Job: All records should be reproduced verbatim.

[Entries from a dataset]
◇ ◇ ◇ ◇
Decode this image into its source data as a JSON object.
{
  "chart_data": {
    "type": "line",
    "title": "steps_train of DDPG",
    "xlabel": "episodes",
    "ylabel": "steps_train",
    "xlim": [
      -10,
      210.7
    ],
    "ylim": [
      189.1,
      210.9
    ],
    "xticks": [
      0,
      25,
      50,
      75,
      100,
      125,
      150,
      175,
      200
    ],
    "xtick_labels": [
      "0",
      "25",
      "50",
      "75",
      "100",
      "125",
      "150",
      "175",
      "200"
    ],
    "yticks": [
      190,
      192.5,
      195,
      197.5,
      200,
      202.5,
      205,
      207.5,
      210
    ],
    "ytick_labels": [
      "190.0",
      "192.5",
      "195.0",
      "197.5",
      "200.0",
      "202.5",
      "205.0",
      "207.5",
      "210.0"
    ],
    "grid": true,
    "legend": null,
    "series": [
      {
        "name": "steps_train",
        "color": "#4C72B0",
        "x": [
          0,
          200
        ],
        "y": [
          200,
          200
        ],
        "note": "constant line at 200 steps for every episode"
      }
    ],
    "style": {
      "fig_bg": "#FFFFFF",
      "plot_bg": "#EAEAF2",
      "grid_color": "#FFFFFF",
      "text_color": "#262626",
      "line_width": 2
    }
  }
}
◇ ◇ ◇ ◇
Full response:
Decode this image into its source data as a JSON object.
{
  "chart_data": {
    "type": "line",
    "title": "steps_train of DDPG",
    "xlabel": "episodes",
    "ylabel": "steps_train",
    "xlim": [
      -10,
      210.7
    ],
    "ylim": [
      189.1,
      210.9
    ],
    "xticks": [
      0,
      25,
      50,
      75,
      100,
      125,
      150,
      175,
      200
    ],
    "xtick_labels": [
      "0",
      "25",
      "50",
      "75",
      "100",
      "125",
      "150",
      "175",
      "200"
    ],
    "yticks": [
      190,
      192.5,
      195,
      197.5,
      200,
      202.5,
      205,
      207.5,
      210
    ],
    "ytick_labels": [
      "190.0",
      "192.5",
      "195.0",
      "197.5",
      "200.0",
      "202.5",
      "205.0",
      "207.5",
      "210.0"
    ],
    "grid": true,
    "legend": null,
    "series": [
      {
        "name": "steps_train",
        "color": "#4C72B0",
        "x": [
          0,
          200
        ],
        "y": [
          200,
          200
        ],
        "note": "constant line at 200 steps for every episode"
      }
    ],
    "style": {
      "fig_bg": "#FFFFFF",
      "plot_bg": "#EAEAF2",
      "grid_color": "#FFFFFF",
      "text_color": "#262626",
      "line_width": 2
    }
  }
}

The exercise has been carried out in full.